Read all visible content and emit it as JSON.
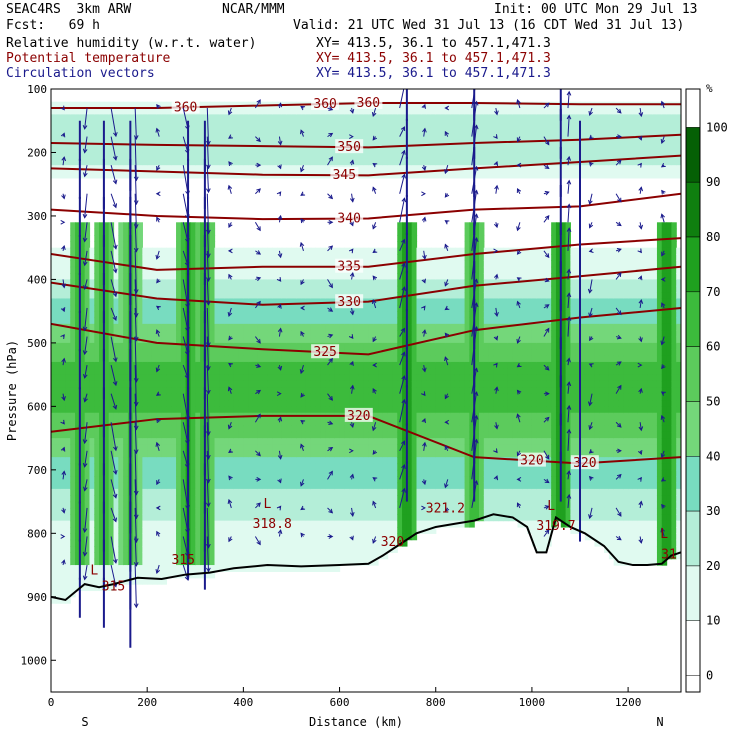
{
  "header": {
    "model": "SEAC4RS  3km ARW",
    "org": "NCAR/MMM",
    "init": "Init: 00 UTC Mon 29 Jul 13",
    "fcst": "Fcst:   69 h",
    "valid": "Valid: 21 UTC Wed 31 Jul 13 (16 CDT Wed 31 Jul 13)",
    "fields": [
      {
        "name": "Relative humidity (w.r.t. water)",
        "xy": "XY= 413.5, 36.1 to 457.1,471.3",
        "color": "#000000"
      },
      {
        "name": "Potential temperature",
        "xy": "XY= 413.5, 36.1 to 457.1,471.3",
        "color": "#8b0000"
      },
      {
        "name": "Circulation vectors",
        "xy": "XY= 413.5, 36.1 to 457.1,471.3",
        "color": "#1a1a8c"
      }
    ]
  },
  "chart_data": {
    "type": "heatmap",
    "xlabel": "Distance (km)",
    "ylabel": "Pressure (hPa)",
    "xlim": [
      0,
      1310
    ],
    "ylim": [
      1050,
      100
    ],
    "x_ticks": [
      0,
      200,
      400,
      600,
      800,
      1000,
      1200
    ],
    "y_ticks": [
      100,
      200,
      300,
      400,
      500,
      600,
      700,
      800,
      900,
      1000
    ],
    "end_labels": {
      "left": "S",
      "right": "N"
    },
    "colorbar": {
      "unit": "%",
      "ticks": [
        0,
        10,
        20,
        30,
        40,
        50,
        60,
        70,
        80,
        90,
        100
      ],
      "levels": [
        {
          "from": 0,
          "to": 20,
          "color": "#ffffff"
        },
        {
          "from": 20,
          "to": 30,
          "color": "#e0faf0"
        },
        {
          "from": 30,
          "to": 40,
          "color": "#b4eed8"
        },
        {
          "from": 40,
          "to": 50,
          "color": "#78dcc0"
        },
        {
          "from": 50,
          "to": 60,
          "color": "#74d77a"
        },
        {
          "from": 60,
          "to": 70,
          "color": "#5ccb5c"
        },
        {
          "from": 70,
          "to": 80,
          "color": "#3cbb3c"
        },
        {
          "from": 80,
          "to": 90,
          "color": "#1fa01f"
        },
        {
          "from": 90,
          "to": 100,
          "color": "#0f7f0f"
        },
        {
          "from": 100,
          "to": 110,
          "color": "#056005"
        }
      ]
    },
    "humidity_profile": [
      {
        "p": 100,
        "rh": 5
      },
      {
        "p": 150,
        "rh": 35
      },
      {
        "p": 200,
        "rh": 40
      },
      {
        "p": 250,
        "rh": 15
      },
      {
        "p": 300,
        "rh": 15
      },
      {
        "p": 350,
        "rh": 20
      },
      {
        "p": 400,
        "rh": 30
      },
      {
        "p": 450,
        "rh": 45
      },
      {
        "p": 500,
        "rh": 60
      },
      {
        "p": 550,
        "rh": 75
      },
      {
        "p": 600,
        "rh": 72
      },
      {
        "p": 650,
        "rh": 60
      },
      {
        "p": 700,
        "rh": 45
      },
      {
        "p": 750,
        "rh": 35
      },
      {
        "p": 800,
        "rh": 25
      },
      {
        "p": 850,
        "rh": 22
      },
      {
        "p": 900,
        "rh": 22
      }
    ],
    "moist_columns": [
      {
        "x": 60,
        "rh": 75
      },
      {
        "x": 110,
        "rh": 75
      },
      {
        "x": 165,
        "rh": 70
      },
      {
        "x": 285,
        "rh": 85
      },
      {
        "x": 320,
        "rh": 75
      },
      {
        "x": 740,
        "rh": 85
      },
      {
        "x": 880,
        "rh": 80
      },
      {
        "x": 1060,
        "rh": 85
      },
      {
        "x": 1280,
        "rh": 85
      }
    ],
    "terrain": [
      {
        "x": 0,
        "p": 900
      },
      {
        "x": 30,
        "p": 905
      },
      {
        "x": 70,
        "p": 880
      },
      {
        "x": 100,
        "p": 885
      },
      {
        "x": 130,
        "p": 880
      },
      {
        "x": 180,
        "p": 870
      },
      {
        "x": 230,
        "p": 872
      },
      {
        "x": 280,
        "p": 865
      },
      {
        "x": 330,
        "p": 862
      },
      {
        "x": 380,
        "p": 855
      },
      {
        "x": 450,
        "p": 850
      },
      {
        "x": 520,
        "p": 852
      },
      {
        "x": 600,
        "p": 850
      },
      {
        "x": 660,
        "p": 848
      },
      {
        "x": 690,
        "p": 835
      },
      {
        "x": 720,
        "p": 820
      },
      {
        "x": 760,
        "p": 800
      },
      {
        "x": 800,
        "p": 790
      },
      {
        "x": 840,
        "p": 785
      },
      {
        "x": 880,
        "p": 780
      },
      {
        "x": 920,
        "p": 770
      },
      {
        "x": 960,
        "p": 775
      },
      {
        "x": 990,
        "p": 790
      },
      {
        "x": 1010,
        "p": 830
      },
      {
        "x": 1030,
        "p": 830
      },
      {
        "x": 1050,
        "p": 775
      },
      {
        "x": 1080,
        "p": 790
      },
      {
        "x": 1110,
        "p": 800
      },
      {
        "x": 1150,
        "p": 820
      },
      {
        "x": 1180,
        "p": 845
      },
      {
        "x": 1210,
        "p": 850
      },
      {
        "x": 1240,
        "p": 850
      },
      {
        "x": 1270,
        "p": 848
      },
      {
        "x": 1290,
        "p": 835
      },
      {
        "x": 1310,
        "p": 830
      }
    ],
    "theta_contours": [
      {
        "value": 360,
        "p": [
          130,
          130,
          126,
          122,
          122,
          124,
          124
        ],
        "labels": [
          {
            "x": 280,
            "text": "360"
          },
          {
            "x": 570,
            "text": "360"
          },
          {
            "x": 660,
            "text": "360"
          }
        ]
      },
      {
        "value": 350,
        "p": [
          185,
          188,
          190,
          192,
          185,
          180,
          172
        ],
        "labels": [
          {
            "x": 620,
            "text": "350"
          }
        ]
      },
      {
        "value": 345,
        "p": [
          225,
          230,
          235,
          236,
          225,
          215,
          205
        ],
        "labels": [
          {
            "x": 610,
            "text": "345"
          }
        ]
      },
      {
        "value": 340,
        "p": [
          290,
          300,
          305,
          304,
          290,
          285,
          265
        ],
        "labels": [
          {
            "x": 620,
            "text": "340"
          }
        ]
      },
      {
        "value": 335,
        "p": [
          360,
          385,
          380,
          380,
          360,
          345,
          335
        ],
        "labels": [
          {
            "x": 620,
            "text": "335"
          }
        ]
      },
      {
        "value": 330,
        "p": [
          405,
          430,
          440,
          435,
          410,
          395,
          380
        ],
        "labels": [
          {
            "x": 620,
            "text": "330"
          }
        ]
      },
      {
        "value": 325,
        "p": [
          470,
          500,
          510,
          518,
          480,
          460,
          445
        ],
        "labels": [
          {
            "x": 570,
            "text": "325"
          }
        ]
      },
      {
        "value": 320,
        "p": [
          640,
          620,
          615,
          615,
          680,
          690,
          680
        ],
        "labels": [
          {
            "x": 640,
            "text": "320"
          },
          {
            "x": 1000,
            "text": "320"
          },
          {
            "x": 1110,
            "text": "320"
          }
        ]
      }
    ],
    "theta_x": [
      0,
      220,
      440,
      660,
      880,
      1100,
      1310
    ],
    "annotations": [
      {
        "x": 90,
        "p": 865,
        "text": "L"
      },
      {
        "x": 130,
        "p": 890,
        "text": "315"
      },
      {
        "x": 275,
        "p": 848,
        "text": "315"
      },
      {
        "x": 450,
        "p": 760,
        "text": "L"
      },
      {
        "x": 460,
        "p": 792,
        "text": "318.8"
      },
      {
        "x": 710,
        "p": 820,
        "text": "320"
      },
      {
        "x": 820,
        "p": 767,
        "text": "321.2"
      },
      {
        "x": 1040,
        "p": 763,
        "text": "L"
      },
      {
        "x": 1050,
        "p": 795,
        "text": "319.7"
      },
      {
        "x": 1275,
        "p": 807,
        "text": "L"
      },
      {
        "x": 1285,
        "p": 840,
        "text": "31"
      }
    ],
    "vector_columns": [
      {
        "x": 60,
        "w": -8
      },
      {
        "x": 110,
        "w": -10
      },
      {
        "x": 165,
        "w": -14
      },
      {
        "x": 285,
        "w": -8
      },
      {
        "x": 320,
        "w": -10
      },
      {
        "x": 740,
        "w": 8
      },
      {
        "x": 880,
        "w": 10
      },
      {
        "x": 1060,
        "w": 10
      },
      {
        "x": 1100,
        "w": -8
      }
    ]
  }
}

#### [EXERCISE INSTRUCTIONS]
Return all lines with the word "name" in them.

#### [THE RESPONSE]
        "name": "Relative humidity (w.r.t. water)",
        "name": "Potential temperature",
        "name": "Circulation vectors",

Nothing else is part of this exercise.